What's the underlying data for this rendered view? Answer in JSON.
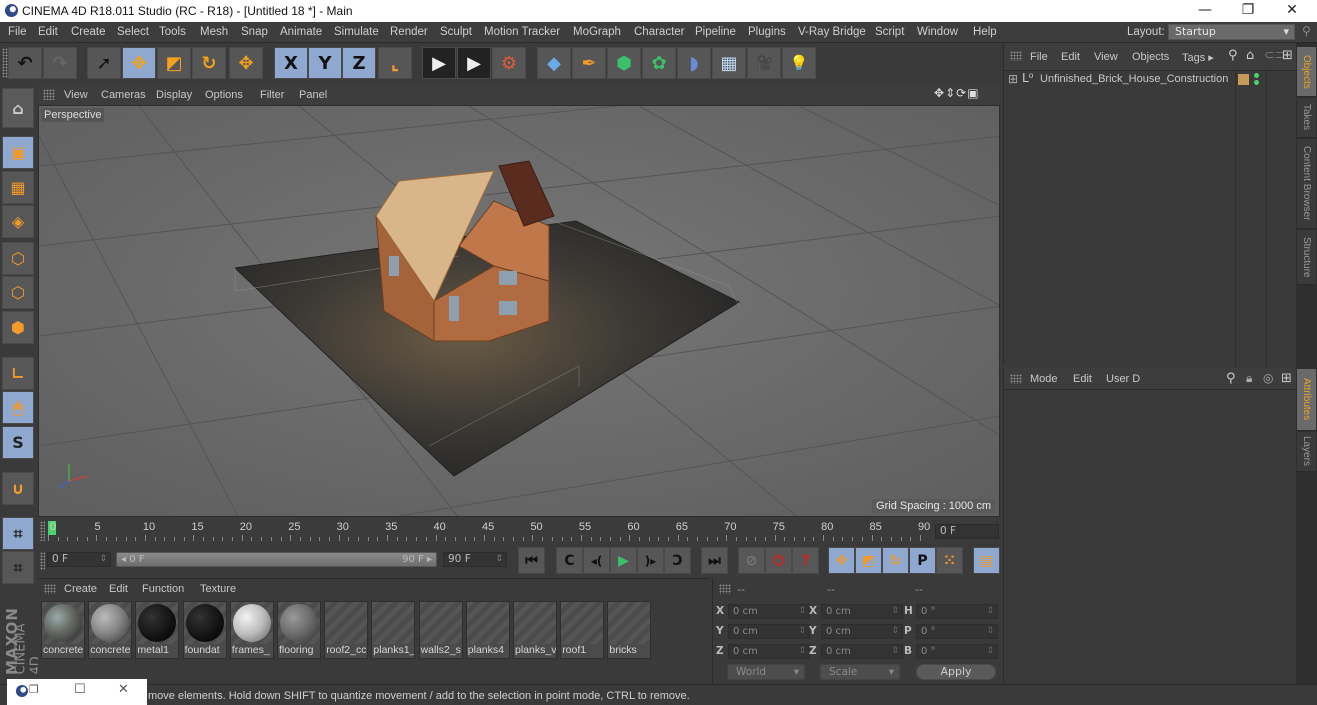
{
  "window": {
    "title": "CINEMA 4D R18.011 Studio (RC - R18) - [Untitled 18 *] - Main",
    "minimize": "—",
    "restore": "❐",
    "close": "✕"
  },
  "menubar": {
    "items": [
      "File",
      "Edit",
      "Create",
      "Select",
      "Tools",
      "Mesh",
      "Snap",
      "Animate",
      "Simulate",
      "Render",
      "Sculpt",
      "Motion Tracker",
      "MoGraph",
      "Character",
      "Pipeline",
      "Plugins",
      "V-Ray Bridge",
      "Script",
      "Window",
      "Help"
    ],
    "layout_label": "Layout:",
    "layout_value": "Startup"
  },
  "toolbar": {
    "buttons": [
      {
        "name": "undo",
        "glyph": "↶"
      },
      {
        "name": "redo",
        "glyph": "↷"
      },
      {
        "name": "live-selection",
        "glyph": "➚"
      },
      {
        "name": "move",
        "glyph": "✥"
      },
      {
        "name": "scale",
        "glyph": "◩"
      },
      {
        "name": "rotate",
        "glyph": "↻"
      },
      {
        "name": "recent-tool",
        "glyph": "✥"
      },
      {
        "name": "x-axis",
        "glyph": "X"
      },
      {
        "name": "y-axis",
        "glyph": "Y"
      },
      {
        "name": "z-axis",
        "glyph": "Z"
      },
      {
        "name": "coordinate-system",
        "glyph": "⌞"
      },
      {
        "name": "render-view",
        "glyph": "▶"
      },
      {
        "name": "render-picture-viewer",
        "glyph": "▶"
      },
      {
        "name": "render-settings",
        "glyph": "⚙"
      },
      {
        "name": "cube",
        "glyph": "◆"
      },
      {
        "name": "pen-spline",
        "glyph": "✒"
      },
      {
        "name": "subdivision-surface",
        "glyph": "⬢"
      },
      {
        "name": "array-cloner",
        "glyph": "✿"
      },
      {
        "name": "bend-deformer",
        "glyph": "◗"
      },
      {
        "name": "floor",
        "glyph": "▦"
      },
      {
        "name": "camera",
        "glyph": "🎥"
      },
      {
        "name": "light",
        "glyph": "💡"
      }
    ]
  },
  "left_tools": [
    {
      "name": "model-mode"
    },
    {
      "name": "texture-mode"
    },
    {
      "name": "workplane-mode"
    },
    {
      "name": "points-mode"
    },
    {
      "name": "edges-mode"
    },
    {
      "name": "polygons-mode"
    },
    {
      "name": "axis-mode"
    },
    {
      "name": "tweak-mode"
    },
    {
      "name": "solo-mode",
      "glyph": "S"
    },
    {
      "name": "snapping"
    },
    {
      "name": "workplane-lock"
    },
    {
      "name": "workplane-align"
    }
  ],
  "viewport": {
    "menu": [
      "View",
      "Cameras",
      "Display",
      "Options",
      "Filter",
      "Panel"
    ],
    "camera_label": "Perspective",
    "grid_spacing": "Grid Spacing : 1000 cm",
    "nav_icons": [
      "✥",
      "⇕",
      "⟳",
      "▣"
    ]
  },
  "timeline": {
    "ticks": [
      0,
      5,
      10,
      15,
      20,
      25,
      30,
      35,
      40,
      45,
      50,
      55,
      60,
      65,
      70,
      75,
      80,
      85,
      90
    ],
    "current_frame": "0 F",
    "start_field": "0 F",
    "range_start": "◂ 0 F",
    "range_end": "90 F ▸",
    "end_field": "90 F"
  },
  "transport": {
    "buttons": [
      {
        "name": "go-to-start",
        "glyph": "⏮"
      },
      {
        "name": "go-to-previous-key",
        "glyph": "C"
      },
      {
        "name": "previous-frame",
        "glyph": "◂("
      },
      {
        "name": "play-forwards",
        "glyph": "▶"
      },
      {
        "name": "next-frame",
        "glyph": ")▸"
      },
      {
        "name": "go-to-next-key",
        "glyph": "Ↄ"
      },
      {
        "name": "go-to-end",
        "glyph": "⏭"
      },
      {
        "name": "record-active-objects",
        "glyph": "⊘"
      },
      {
        "name": "autokeying",
        "glyph": "⏻"
      },
      {
        "name": "keyframe-selection",
        "glyph": "?"
      },
      {
        "name": "record-position",
        "glyph": "✥"
      },
      {
        "name": "record-scale",
        "glyph": "◩"
      },
      {
        "name": "record-rotation",
        "glyph": "↻"
      },
      {
        "name": "record-parameter",
        "glyph": "P"
      },
      {
        "name": "record-point-level",
        "glyph": "⁙"
      },
      {
        "name": "timeline-scheme",
        "glyph": "▤"
      }
    ]
  },
  "materials": {
    "menu": [
      "Create",
      "Edit",
      "Function",
      "Texture"
    ],
    "items": [
      {
        "label": "concrete",
        "preview": "mixed"
      },
      {
        "label": "concrete",
        "preview": "gray"
      },
      {
        "label": "metal1",
        "preview": "black"
      },
      {
        "label": "foundat",
        "preview": "black"
      },
      {
        "label": "frames_",
        "preview": "white"
      },
      {
        "label": "flooring",
        "preview": "mid"
      },
      {
        "label": "roof2_cc",
        "preview": "none"
      },
      {
        "label": "planks1_",
        "preview": "none"
      },
      {
        "label": "walls2_s",
        "preview": "none"
      },
      {
        "label": "planks4",
        "preview": "none"
      },
      {
        "label": "planks_v",
        "preview": "none"
      },
      {
        "label": "roof1",
        "preview": "none"
      },
      {
        "label": "bricks",
        "preview": "none"
      }
    ]
  },
  "coordinates": {
    "headers": [
      "--",
      "--",
      "--"
    ],
    "rows": [
      {
        "l1": "X",
        "v1": "0 cm",
        "l2": "X",
        "v2": "0 cm",
        "l3": "H",
        "v3": "0 °"
      },
      {
        "l1": "Y",
        "v1": "0 cm",
        "l2": "Y",
        "v2": "0 cm",
        "l3": "P",
        "v3": "0 °"
      },
      {
        "l1": "Z",
        "v1": "0 cm",
        "l2": "Z",
        "v2": "0 cm",
        "l3": "B",
        "v3": "0 °"
      }
    ],
    "space_select": "World",
    "mode_select": "Scale",
    "apply": "Apply"
  },
  "objects_panel": {
    "menu": [
      "File",
      "Edit",
      "View",
      "Objects",
      "Tags ▸"
    ],
    "objects": [
      {
        "name": "Unfinished_Brick_House_Construction",
        "tag_color": "#c79a5a"
      }
    ]
  },
  "attributes_panel": {
    "menu": [
      "Mode",
      "Edit",
      "User D"
    ]
  },
  "side_tabs": {
    "top": [
      {
        "label": "Objects",
        "active": true
      },
      {
        "label": "Takes",
        "active": false
      },
      {
        "label": "Content Browser",
        "active": false
      },
      {
        "label": "Structure",
        "active": false
      }
    ],
    "bottom": [
      {
        "label": "Attributes",
        "active": true
      },
      {
        "label": "Layers",
        "active": false
      }
    ]
  },
  "status_bar": {
    "text": "move elements. Hold down SHIFT to quantize movement / add to the selection in point mode, CTRL to remove."
  },
  "branding": {
    "line1": "MAXON",
    "line2": "CINEMA 4D"
  },
  "taskbar_popup": {
    "restore": "❐",
    "maximize": "☐",
    "close": "✕"
  },
  "colors": {
    "accent_active": "#8fa8cf",
    "tool_orange": "#f39a2a",
    "tab_active_text": "#e8a32a"
  }
}
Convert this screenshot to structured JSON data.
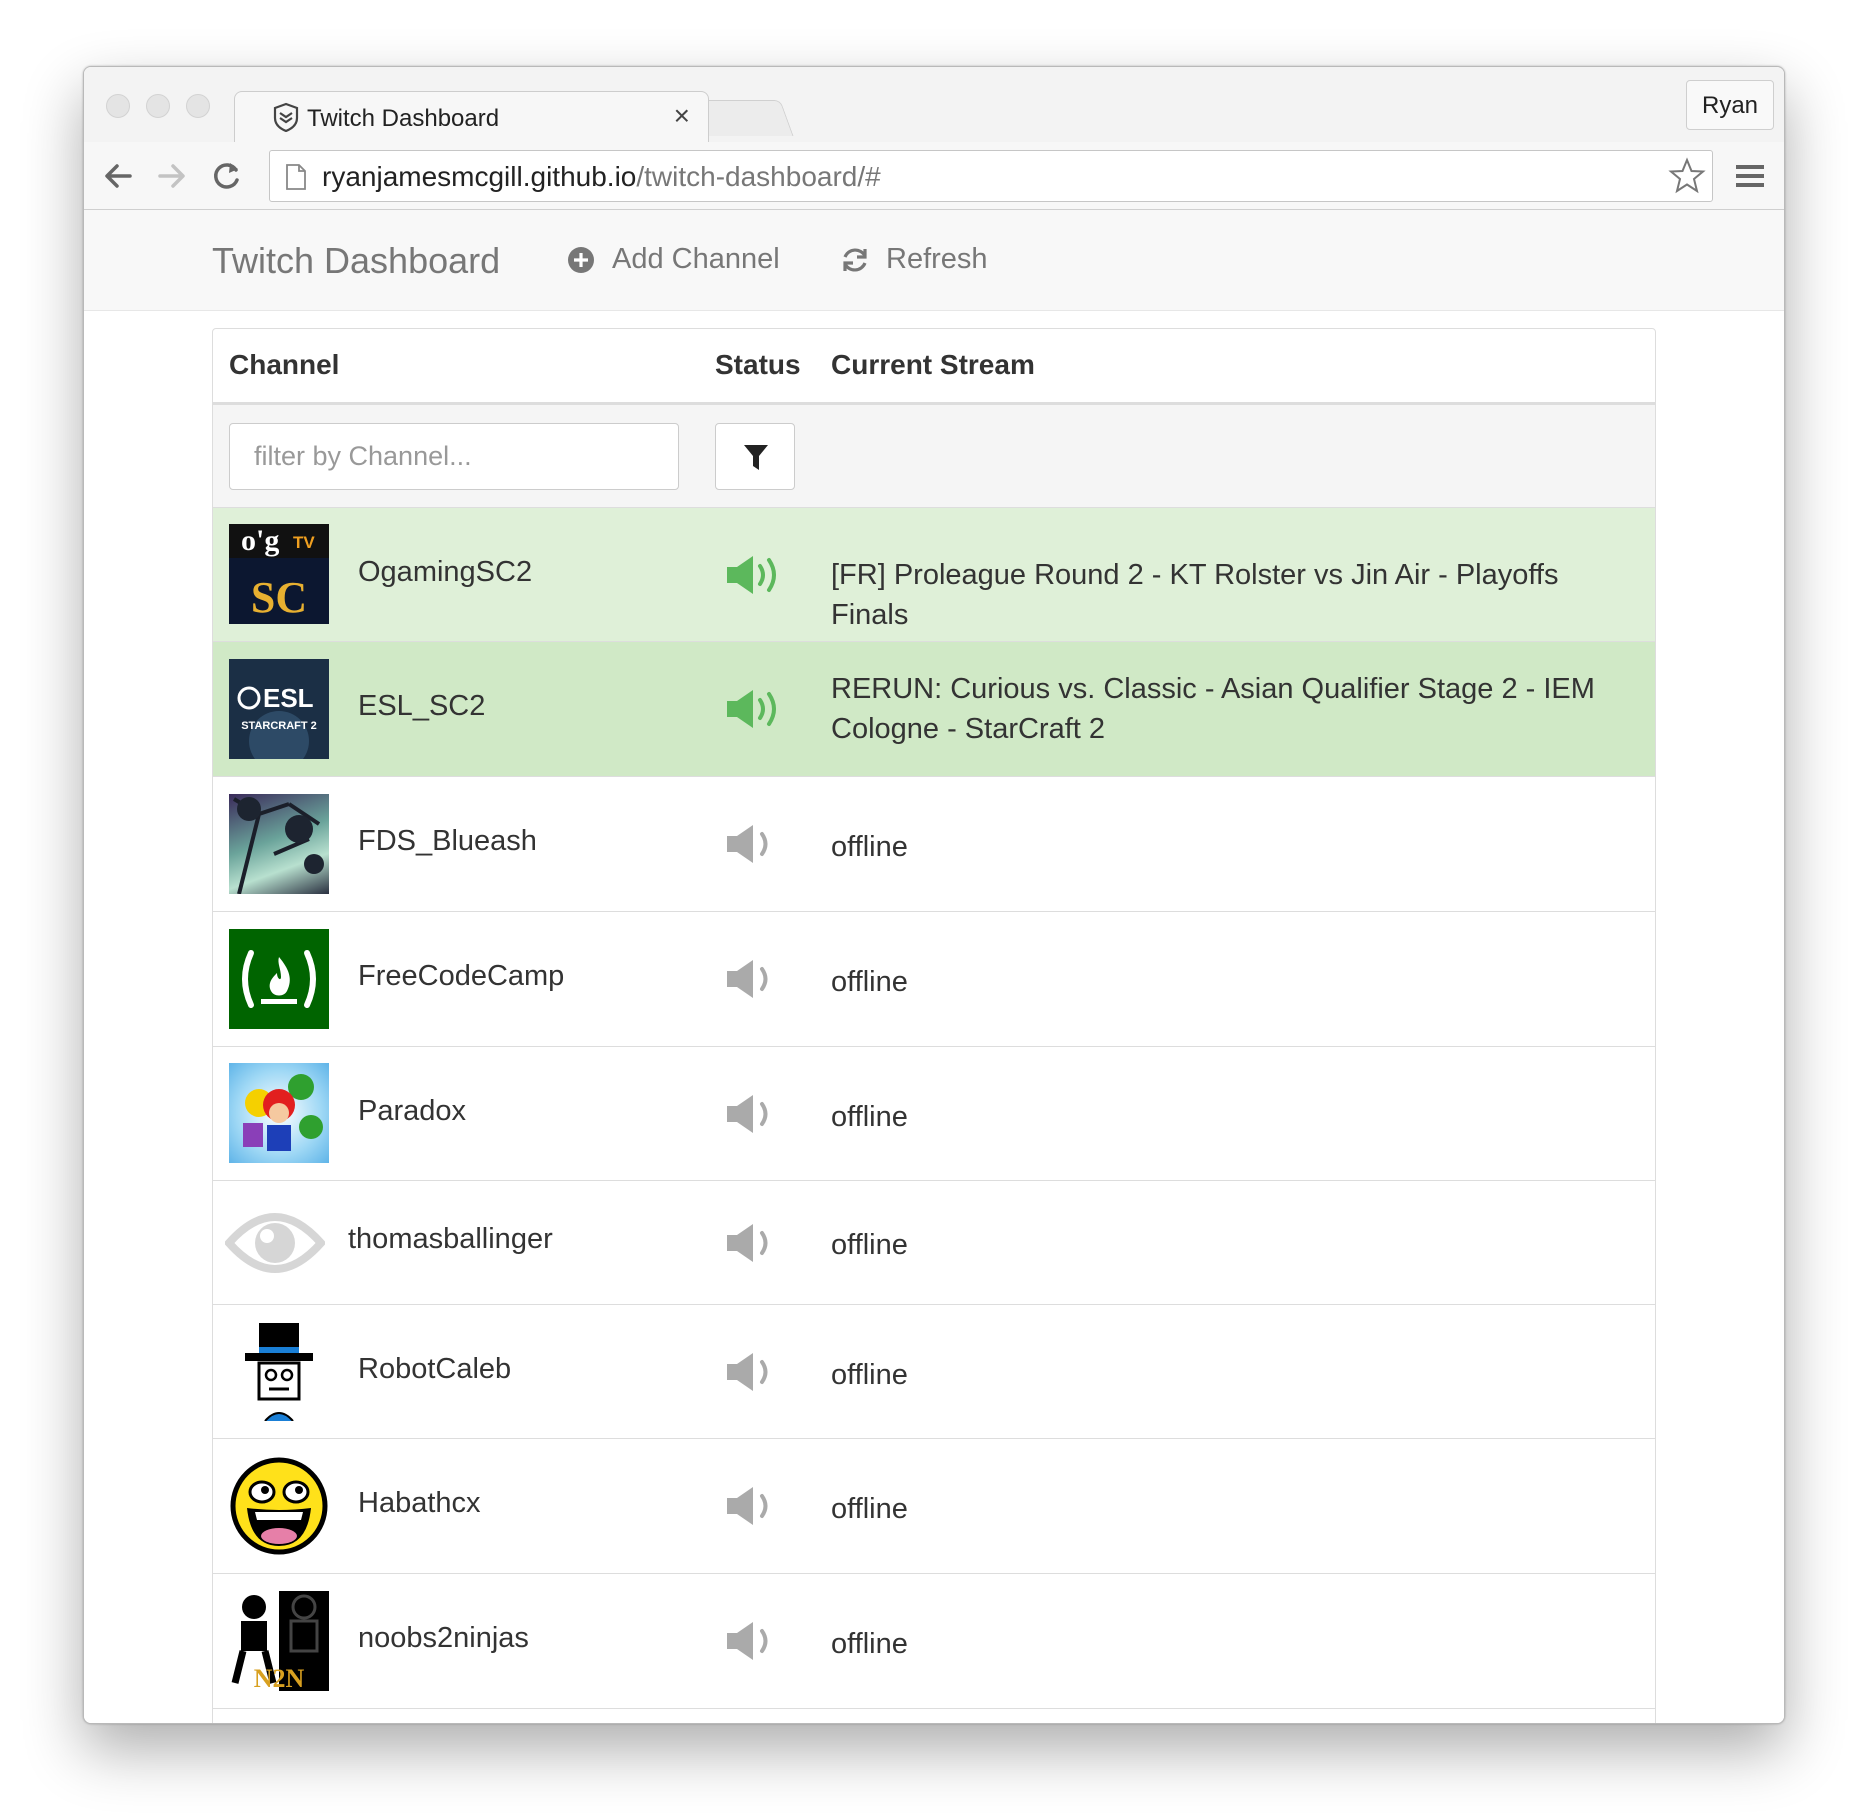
{
  "browser": {
    "tab_title": "Twitch Dashboard",
    "tab_close": "×",
    "profile_name": "Ryan",
    "url_host": "ryanjamesmcgill.github.io",
    "url_path": "/twitch-dashboard/#"
  },
  "navbar": {
    "brand": "Twitch Dashboard",
    "add_channel": "Add Channel",
    "refresh": "Refresh"
  },
  "table": {
    "headers": {
      "channel": "Channel",
      "status": "Status",
      "current_stream": "Current Stream"
    },
    "filter_placeholder": "filter by Channel...",
    "rows": [
      {
        "channel": "OgamingSC2",
        "status": "online",
        "stream": "[FR] Proleague Round 2 - KT Rolster vs Jin Air - Playoffs Finals"
      },
      {
        "channel": "ESL_SC2",
        "status": "online",
        "stream": "RERUN: Curious vs. Classic - Asian Qualifier Stage 2 - IEM Cologne - StarCraft 2"
      },
      {
        "channel": "FDS_Blueash",
        "status": "offline",
        "stream": "offline"
      },
      {
        "channel": "FreeCodeCamp",
        "status": "offline",
        "stream": "offline"
      },
      {
        "channel": "Paradox",
        "status": "offline",
        "stream": "offline"
      },
      {
        "channel": "thomasballinger",
        "status": "offline",
        "stream": "offline"
      },
      {
        "channel": "RobotCaleb",
        "status": "offline",
        "stream": "offline"
      },
      {
        "channel": "Habathcx",
        "status": "offline",
        "stream": "offline"
      },
      {
        "channel": "noobs2ninjas",
        "status": "offline",
        "stream": "offline"
      }
    ]
  },
  "avatar_text": {
    "ogtv_logo": "o'g",
    "ogtv_tv": "TV",
    "ogtv_sc": "SC",
    "esl_logo": "ESL",
    "esl_sub": "STARCRAFT 2",
    "n2n_logo": "N2N"
  },
  "colors": {
    "live_row": "#dff0d8",
    "live_row_alt": "#d0e9c6",
    "live_speaker": "#5cb85c",
    "offline_speaker": "#aaaaaa",
    "freecodecamp_green": "#006400"
  }
}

◆ Exercise aim
Pull every line containing "this" from the data.

◆ Correct output
What's the underlying data for this rendered view? Answer in JSON.
Convert this screenshot to structured JSON data.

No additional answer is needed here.